[To do] Word for word, give the material below again, minus any images.
>> Begin Raw data
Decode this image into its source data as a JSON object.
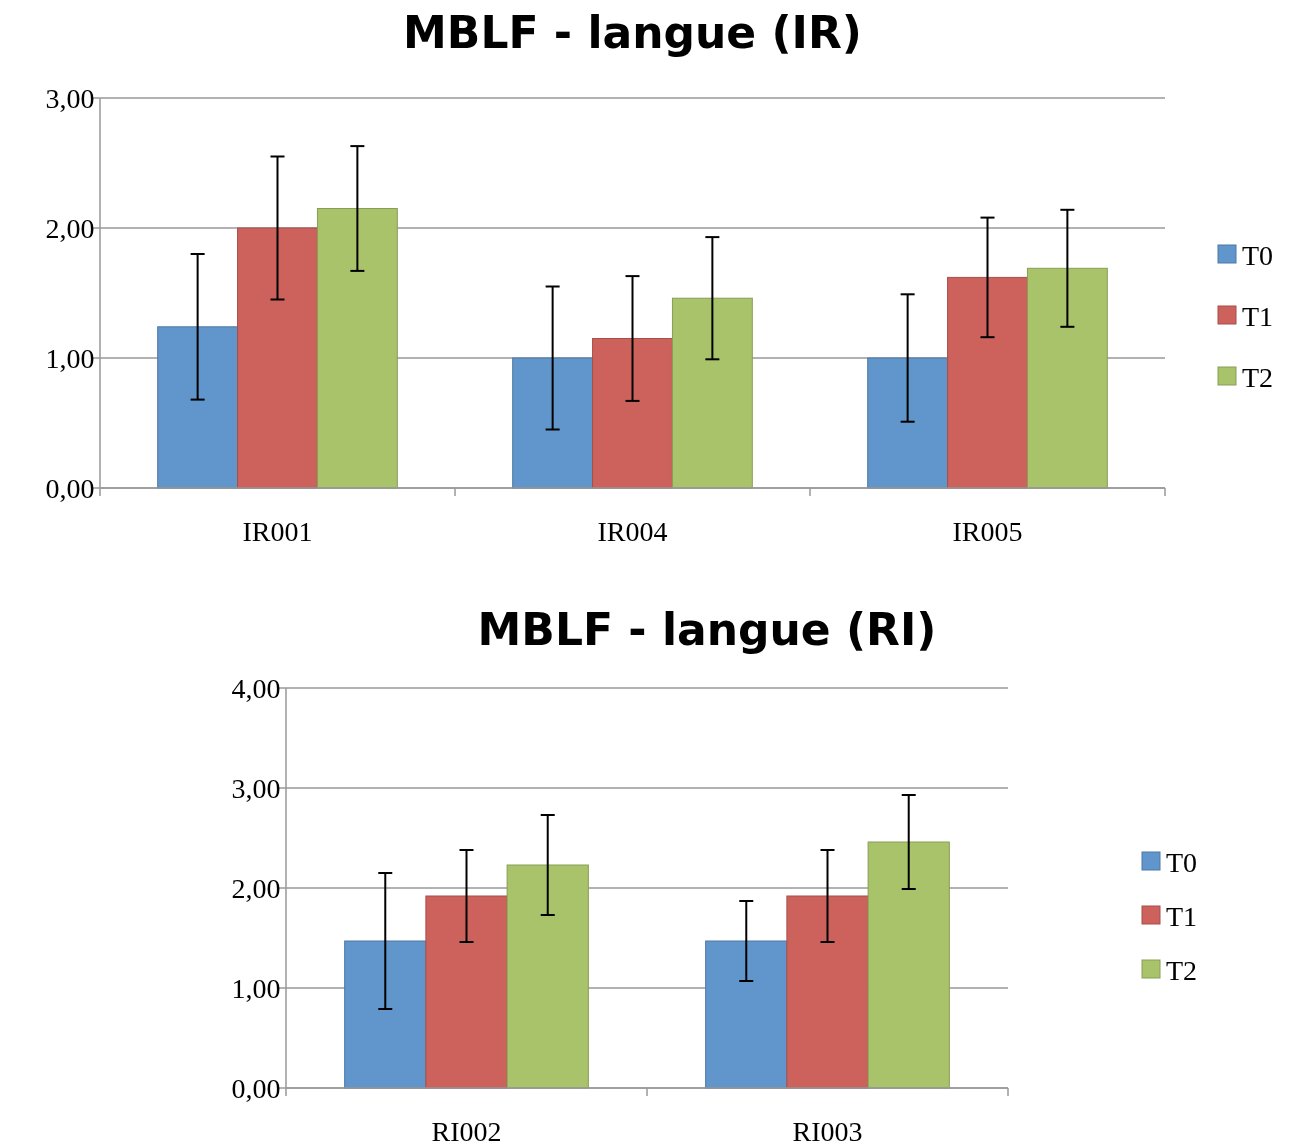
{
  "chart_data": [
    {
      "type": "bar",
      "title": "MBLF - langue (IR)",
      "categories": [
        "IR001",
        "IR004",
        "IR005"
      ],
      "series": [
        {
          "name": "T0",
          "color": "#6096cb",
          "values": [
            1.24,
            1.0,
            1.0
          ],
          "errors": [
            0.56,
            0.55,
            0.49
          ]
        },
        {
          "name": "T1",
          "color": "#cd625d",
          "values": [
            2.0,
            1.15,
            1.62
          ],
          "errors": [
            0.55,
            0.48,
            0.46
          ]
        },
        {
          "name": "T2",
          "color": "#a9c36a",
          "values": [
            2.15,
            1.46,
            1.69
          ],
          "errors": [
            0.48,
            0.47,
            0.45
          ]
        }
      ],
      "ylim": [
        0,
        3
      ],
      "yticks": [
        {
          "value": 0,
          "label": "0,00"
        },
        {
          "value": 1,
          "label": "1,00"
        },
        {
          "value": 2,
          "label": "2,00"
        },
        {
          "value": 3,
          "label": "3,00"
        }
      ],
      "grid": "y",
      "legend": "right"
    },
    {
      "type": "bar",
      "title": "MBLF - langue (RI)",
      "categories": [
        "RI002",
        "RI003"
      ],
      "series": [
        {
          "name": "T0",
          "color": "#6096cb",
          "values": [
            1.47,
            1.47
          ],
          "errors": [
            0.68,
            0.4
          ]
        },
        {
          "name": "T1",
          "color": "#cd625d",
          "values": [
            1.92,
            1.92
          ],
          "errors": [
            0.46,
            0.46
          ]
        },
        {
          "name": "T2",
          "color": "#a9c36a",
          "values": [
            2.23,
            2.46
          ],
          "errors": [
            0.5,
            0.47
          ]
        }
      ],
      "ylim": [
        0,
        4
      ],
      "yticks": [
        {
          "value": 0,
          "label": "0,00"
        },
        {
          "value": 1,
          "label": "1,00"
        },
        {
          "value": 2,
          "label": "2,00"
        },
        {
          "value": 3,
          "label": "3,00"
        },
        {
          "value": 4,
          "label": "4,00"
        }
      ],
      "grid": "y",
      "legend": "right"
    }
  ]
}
>> End Raw data
[Output for this exercise]
Decode this image into its source data as a JSON object.
{
  "chart_data": [
    {
      "type": "bar",
      "title": "MBLF - langue (IR)",
      "categories": [
        "IR001",
        "IR004",
        "IR005"
      ],
      "series": [
        {
          "name": "T0",
          "color": "#6096cb",
          "values": [
            1.24,
            1.0,
            1.0
          ],
          "errors": [
            0.56,
            0.55,
            0.49
          ]
        },
        {
          "name": "T1",
          "color": "#cd625d",
          "values": [
            2.0,
            1.15,
            1.62
          ],
          "errors": [
            0.55,
            0.48,
            0.46
          ]
        },
        {
          "name": "T2",
          "color": "#a9c36a",
          "values": [
            2.15,
            1.46,
            1.69
          ],
          "errors": [
            0.48,
            0.47,
            0.45
          ]
        }
      ],
      "ylim": [
        0,
        3
      ],
      "yticks": [
        {
          "value": 0,
          "label": "0,00"
        },
        {
          "value": 1,
          "label": "1,00"
        },
        {
          "value": 2,
          "label": "2,00"
        },
        {
          "value": 3,
          "label": "3,00"
        }
      ],
      "grid": "y",
      "legend": "right"
    },
    {
      "type": "bar",
      "title": "MBLF - langue (RI)",
      "categories": [
        "RI002",
        "RI003"
      ],
      "series": [
        {
          "name": "T0",
          "color": "#6096cb",
          "values": [
            1.47,
            1.47
          ],
          "errors": [
            0.68,
            0.4
          ]
        },
        {
          "name": "T1",
          "color": "#cd625d",
          "values": [
            1.92,
            1.92
          ],
          "errors": [
            0.46,
            0.46
          ]
        },
        {
          "name": "T2",
          "color": "#a9c36a",
          "values": [
            2.23,
            2.46
          ],
          "errors": [
            0.5,
            0.47
          ]
        }
      ],
      "ylim": [
        0,
        4
      ],
      "yticks": [
        {
          "value": 0,
          "label": "0,00"
        },
        {
          "value": 1,
          "label": "1,00"
        },
        {
          "value": 2,
          "label": "2,00"
        },
        {
          "value": 3,
          "label": "3,00"
        },
        {
          "value": 4,
          "label": "4,00"
        }
      ],
      "grid": "y",
      "legend": "right"
    }
  ]
}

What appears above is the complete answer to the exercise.